#### Selected excerpt:
↓

Re: NAMD memory problems on ASC's SGI Altix machine

From: Margaret Kahn (Margaret.Kahn_at_anu.edu.au)
Date: Thu Jan 19 2006 - 17:25:47 CST

Sterling,

  I don't know if this is relevant but we have found on our SGI ALtix
that we need to set the environment variable MPI_MAPPED_STACK_SIZE
(and maybe even MPI_MAPPED_HEAP_SIZE) to a value such as 512000
rather than the default maximum stack size. This is because of the
way that charm++ does its memory mapping.

    Margaret

On 20/01/2006, at 3:46 AM, Sterling Paramore wrote:

> Hi, I'm having some trouble running NAMD on an SGI Altix machine.
> I'm using the precompiled binary from the website and I'm trying to
> run a 172,000 atom simultion on 128 processors (I tried compiling
> it myself, but it had the same problem and was 2x slower). When
> NAMD starts up, it says that it's using 14720 kB of memory.

↑

#### Exercise tasks:
A - Decide whether each statement agrees with the NAMD forum thread: (i) Sterling ran the precompiled binary from the website; (ii) compiling NAMD himself made the run faster; (iii) Margaret recommends setting MPI_MAPPED_STACK_SIZE to the default maximum stack size. Answer yes or no for each and quote the deciding words.
B - Write the next few lines of the NAMD forum thread, following on from its last sentence.
The entries that follow have no connection to the NAMD forum thread.

#### Information shown:
↓

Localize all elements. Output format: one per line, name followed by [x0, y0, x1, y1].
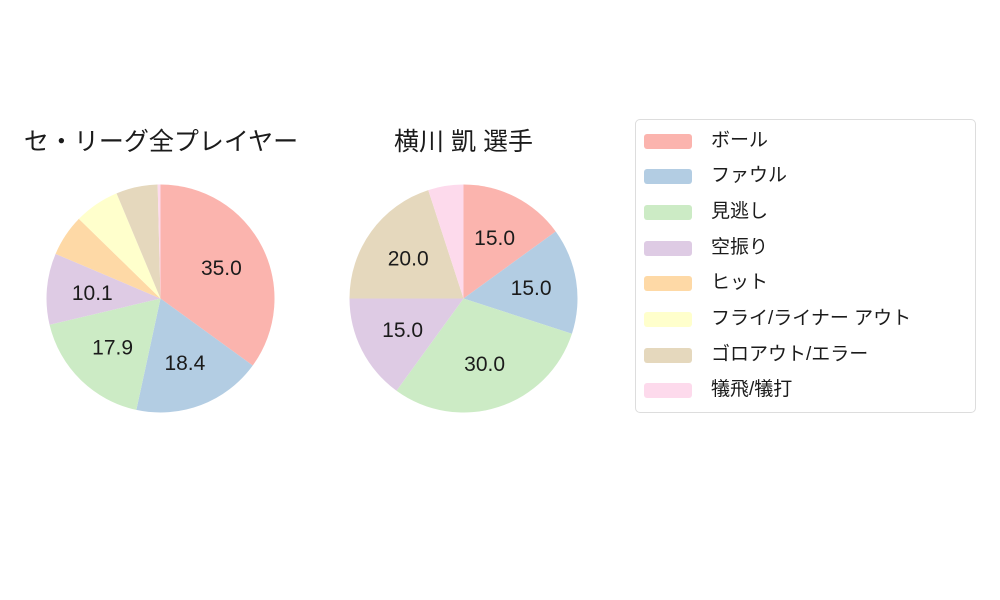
legend-label: ゴロアウト/エラー	[711, 343, 869, 365]
pie-slice-0-7[interactable]	[157, 184, 161, 299]
chart-title-player: 横川 凱 選手	[394, 128, 533, 156]
slice-value-label: 18.4	[164, 352, 205, 375]
pie-slice-0-0[interactable]	[160, 184, 275, 366]
pie-slice-1-7[interactable]	[428, 184, 464, 299]
legend-item-sacrifice[interactable]: 犠飛/犠打	[636, 373, 975, 408]
pie-slice-1-6[interactable]	[349, 190, 464, 299]
pie-slice-0-2[interactable]	[49, 298, 161, 410]
legend-label: 空振り	[711, 236, 769, 258]
legend-swatch-ball	[644, 133, 692, 149]
legend-swatch-groundout-error	[644, 347, 692, 363]
legend-item-hit[interactable]: ヒット	[636, 266, 975, 301]
slice-value-label: 15.0	[474, 227, 515, 250]
slice-value-label: 17.9	[92, 337, 133, 360]
legend-label: フライ/ライナー アウト	[711, 307, 912, 329]
legend-item-fly-liner-out[interactable]: フライ/ライナー アウト	[636, 302, 975, 337]
legend-swatch-swinging-strike	[644, 240, 692, 256]
pie-slice-1-2[interactable]	[396, 298, 572, 413]
slice-value-label: 20.0	[388, 248, 429, 271]
legend-swatch-fly-liner-out	[644, 311, 692, 327]
legend-item-foul[interactable]: ファウル	[636, 159, 975, 194]
pie-slice-0-4[interactable]	[55, 218, 161, 299]
legend-label: ボール	[711, 129, 769, 151]
legend-item-groundout-error[interactable]: ゴロアウト/エラー	[636, 338, 975, 373]
legend-label: 犠飛/犠打	[711, 379, 793, 401]
legend-label: ファウル	[711, 165, 788, 187]
legend-swatch-called-strike	[644, 204, 692, 220]
legend-label: ヒット	[711, 272, 769, 294]
slice-value-label: 15.0	[511, 277, 552, 300]
legend-item-ball[interactable]: ボール	[636, 124, 975, 159]
legend: ボール ファウル 見逃し 空振り ヒット フライ/ライナー アウト ゴロアウト/…	[635, 119, 976, 413]
legend-swatch-hit	[644, 276, 692, 292]
pie-chart-player: 15.0 15.0 30.0 15.0 20.0	[349, 184, 578, 413]
pie-slice-1-3[interactable]	[349, 298, 464, 391]
slice-value-label: 10.1	[72, 282, 113, 305]
slice-value-label: 35.0	[201, 257, 242, 280]
pie-slice-1-0[interactable]	[463, 184, 556, 299]
legend-item-swinging-strike[interactable]: 空振り	[636, 231, 975, 266]
legend-item-called-strike[interactable]: 見逃し	[636, 195, 975, 230]
pie-slice-0-1[interactable]	[136, 298, 253, 413]
chart-title-league: セ・リーグ全プレイヤー	[23, 128, 299, 156]
pie-slice-0-5[interactable]	[78, 193, 161, 299]
slice-value-label: 15.0	[382, 319, 423, 342]
slice-value-label: 30.0	[464, 353, 505, 376]
pie-slice-0-6[interactable]	[116, 184, 161, 299]
legend-swatch-foul	[644, 169, 692, 185]
pie-chart-league: 35.0 18.4 17.9 10.1	[46, 184, 275, 413]
pie-slice-1-1[interactable]	[463, 231, 578, 334]
legend-swatch-sacrifice	[644, 383, 692, 399]
pie-slice-0-3[interactable]	[46, 253, 161, 325]
legend-label: 見逃し	[711, 201, 769, 223]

↑

#### Outputs by task:
A -
(i) Yes: "I'm using the precompiled binary from the website"
(ii) No: "it had the same problem and was 2x slower"
(iii) No: "to a value such as 512000 rather than the default maximum stack size"

B -
> However, after about 130,000 steps, the job crashes and I get the
> following error from LSF,
>
> TERM_MEMLIMIT: job killed after reaching LSF memory usage limit.
> Exited with exit code 143.
>
> Resource usage summary:
>
> CPU time :1205194.00 sec.
> Max Memory : 115208 MB
> Max Swap : -2097151 MB
>
> Max Processes : 129
> Max Threads : 129
>
> So the job actually ended up using 115GB of memory! Also, when I
> try to use a smaller number of processors, the job crashes earlier
> than 130,000 steps with a similar error (e.g., when I try 70
> processors, the job crashes after about 6000 steps). Any ideas?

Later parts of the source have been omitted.